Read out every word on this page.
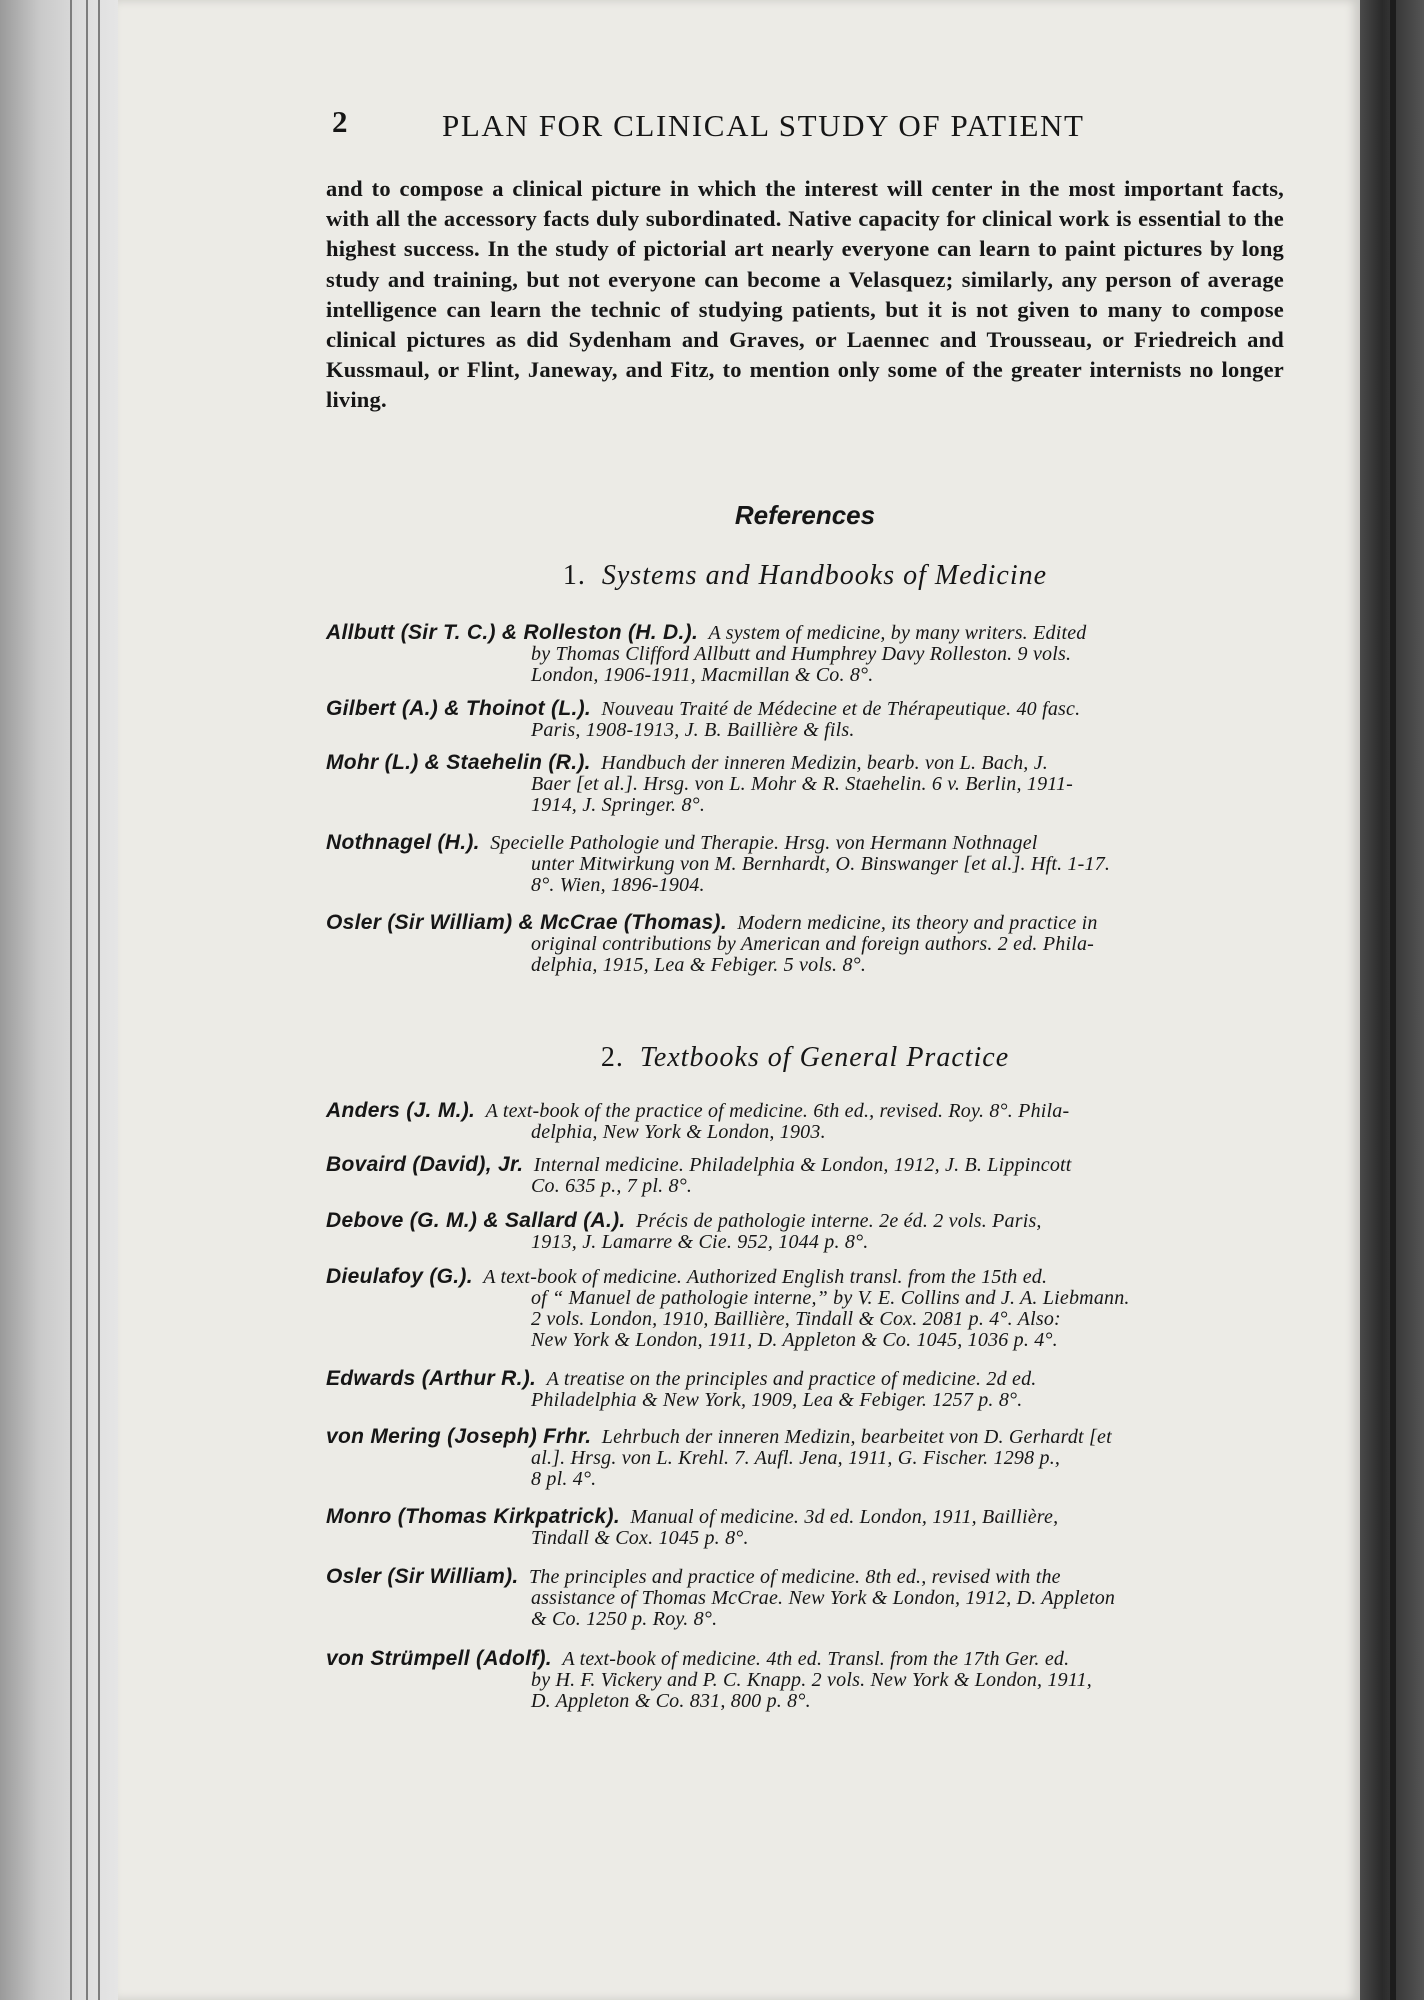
2	PLAN FOR CLINICAL STUDY OF PATIENT

and to compose a clinical picture in which the interest will center in the most important facts, with all the accessory facts duly subordinated. Native capacity for clinical work is essential to the highest success. In the study of pictorial art nearly everyone can learn to paint pictures by long study and training, but not everyone can become a Velasquez; similarly, any person of average intelligence can learn the technic of studying patients, but it is not given to many to compose clinical pictures as did Sydenham and Graves, or Laennec and Trousseau, or Friedreich and Kussmaul, or Flint, Janeway, and Fitz, to mention only some of the greater internists no longer living.

References
1. Systems and Handbooks of Medicine
Allbutt (Sir T. C.) & Rolleston (H. D.). A system of medicine, by many writers. Edited
by Thomas Clifford Allbutt and Humphrey Davy Rolleston. 9 vols.
London, 1906-1911, Macmillan & Co. 8°.
Gilbert (A.) & Thoinot (L.). Nouveau Traité de Médecine et de Thérapeutique. 40 fasc.
Paris, 1908-1913, J. B. Baillière & fils.
Mohr (L.) & Staehelin (R.). Handbuch der inneren Medizin, bearb. von L. Bach, J.
Baer [et al.]. Hrsg. von L. Mohr & R. Staehelin. 6 v. Berlin, 1911-
1914, J. Springer. 8°.
Nothnagel (H.). Specielle Pathologie und Therapie. Hrsg. von Hermann Nothnagel
unter Mitwirkung von M. Bernhardt, O. Binswanger [et al.]. Hft. 1-17.
8°. Wien, 1896-1904.
Osler (Sir William) & McCrae (Thomas). Modern medicine, its theory and practice in
original contributions by American and foreign authors. 2 ed. Phila-
delphia, 1915, Lea & Febiger. 5 vols. 8°.
2. Textbooks of General Practice
Anders (J. M.). A text-book of the practice of medicine. 6th ed., revised. Roy. 8°. Phila-
delphia, New York & London, 1903.
Bovaird (David), Jr. Internal medicine. Philadelphia & London, 1912, J. B. Lippincott
Co. 635 p., 7 pl. 8°.
Debove (G. M.) & Sallard (A.). Précis de pathologie interne. 2e éd. 2 vols. Paris,
1913, J. Lamarre & Cie. 952, 1044 p. 8°.
Dieulafoy (G.). A text-book of medicine. Authorized English transl. from the 15th ed.
of “ Manuel de pathologie interne,” by V. E. Collins and J. A. Liebmann.
2 vols. London, 1910, Baillière, Tindall & Cox. 2081 p. 4°. Also:
New York & London, 1911, D. Appleton & Co. 1045, 1036 p. 4°.
Edwards (Arthur R.). A treatise on the principles and practice of medicine. 2d ed.
Philadelphia & New York, 1909, Lea & Febiger. 1257 p. 8°.
von Mering (Joseph) Frhr. Lehrbuch der inneren Medizin, bearbeitet von D. Gerhardt [et
al.]. Hrsg. von L. Krehl. 7. Aufl. Jena, 1911, G. Fischer. 1298 p.,
8 pl. 4°.
Monro (Thomas Kirkpatrick). Manual of medicine. 3d ed. London, 1911, Baillière,
Tindall & Cox. 1045 p. 8°.
Osler (Sir William). The principles and practice of medicine. 8th ed., revised with the
assistance of Thomas McCrae. New York & London, 1912, D. Appleton
& Co. 1250 p. Roy. 8°.
von Strümpell (Adolf). A text-book of medicine. 4th ed. Transl. from the 17th Ger. ed.
by H. F. Vickery and P. C. Knapp. 2 vols. New York & London, 1911,
D. Appleton & Co. 831, 800 p. 8°.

-- Assigned task --
Could you output every record above exactly as written, leaving out the pictures?

-- Response to this task --
Read out every word on this page.
2	PLAN FOR CLINICAL STUDY OF PATIENT

and to compose a clinical picture in which the interest will center in the most important facts, with all the accessory facts duly subordinated. Native capacity for clinical work is essential to the highest success. In the study of pictorial art nearly everyone can learn to paint pictures by long study and training, but not everyone can become a Velasquez; similarly, any person of average intelligence can learn the technic of studying patients, but it is not given to many to compose clinical pictures as did Sydenham and Graves, or Laennec and Trousseau, or Friedreich and Kussmaul, or Flint, Janeway, and Fitz, to mention only some of the greater internists no longer living.

References
1. Systems and Handbooks of Medicine
Allbutt (Sir T. C.) & Rolleston (H. D.). A system of medicine, by many writers. Edited
by Thomas Clifford Allbutt and Humphrey Davy Rolleston. 9 vols.
London, 1906-1911, Macmillan & Co. 8°.
Gilbert (A.) & Thoinot (L.). Nouveau Traité de Médecine et de Thérapeutique. 40 fasc.
Paris, 1908-1913, J. B. Baillière & fils.
Mohr (L.) & Staehelin (R.). Handbuch der inneren Medizin, bearb. von L. Bach, J.
Baer [et al.]. Hrsg. von L. Mohr & R. Staehelin. 6 v. Berlin, 1911-
1914, J. Springer. 8°.
Nothnagel (H.). Specielle Pathologie und Therapie. Hrsg. von Hermann Nothnagel
unter Mitwirkung von M. Bernhardt, O. Binswanger [et al.]. Hft. 1-17.
8°. Wien, 1896-1904.
Osler (Sir William) & McCrae (Thomas). Modern medicine, its theory and practice in
original contributions by American and foreign authors. 2 ed. Phila-
delphia, 1915, Lea & Febiger. 5 vols. 8°.
2. Textbooks of General Practice
Anders (J. M.). A text-book of the practice of medicine. 6th ed., revised. Roy. 8°. Phila-
delphia, New York & London, 1903.
Bovaird (David), Jr. Internal medicine. Philadelphia & London, 1912, J. B. Lippincott
Co. 635 p., 7 pl. 8°.
Debove (G. M.) & Sallard (A.). Précis de pathologie interne. 2e éd. 2 vols. Paris,
1913, J. Lamarre & Cie. 952, 1044 p. 8°.
Dieulafoy (G.). A text-book of medicine. Authorized English transl. from the 15th ed.
of “ Manuel de pathologie interne,” by V. E. Collins and J. A. Liebmann.
2 vols. London, 1910, Baillière, Tindall & Cox. 2081 p. 4°. Also:
New York & London, 1911, D. Appleton & Co. 1045, 1036 p. 4°.
Edwards (Arthur R.). A treatise on the principles and practice of medicine. 2d ed.
Philadelphia & New York, 1909, Lea & Febiger. 1257 p. 8°.
von Mering (Joseph) Frhr. Lehrbuch der inneren Medizin, bearbeitet von D. Gerhardt [et
al.]. Hrsg. von L. Krehl. 7. Aufl. Jena, 1911, G. Fischer. 1298 p.,
8 pl. 4°.
Monro (Thomas Kirkpatrick). Manual of medicine. 3d ed. London, 1911, Baillière,
Tindall & Cox. 1045 p. 8°.
Osler (Sir William). The principles and practice of medicine. 8th ed., revised with the
assistance of Thomas McCrae. New York & London, 1912, D. Appleton
& Co. 1250 p. Roy. 8°.
von Strümpell (Adolf). A text-book of medicine. 4th ed. Transl. from the 17th Ger. ed.
by H. F. Vickery and P. C. Knapp. 2 vols. New York & London, 1911,
D. Appleton & Co. 831, 800 p. 8°.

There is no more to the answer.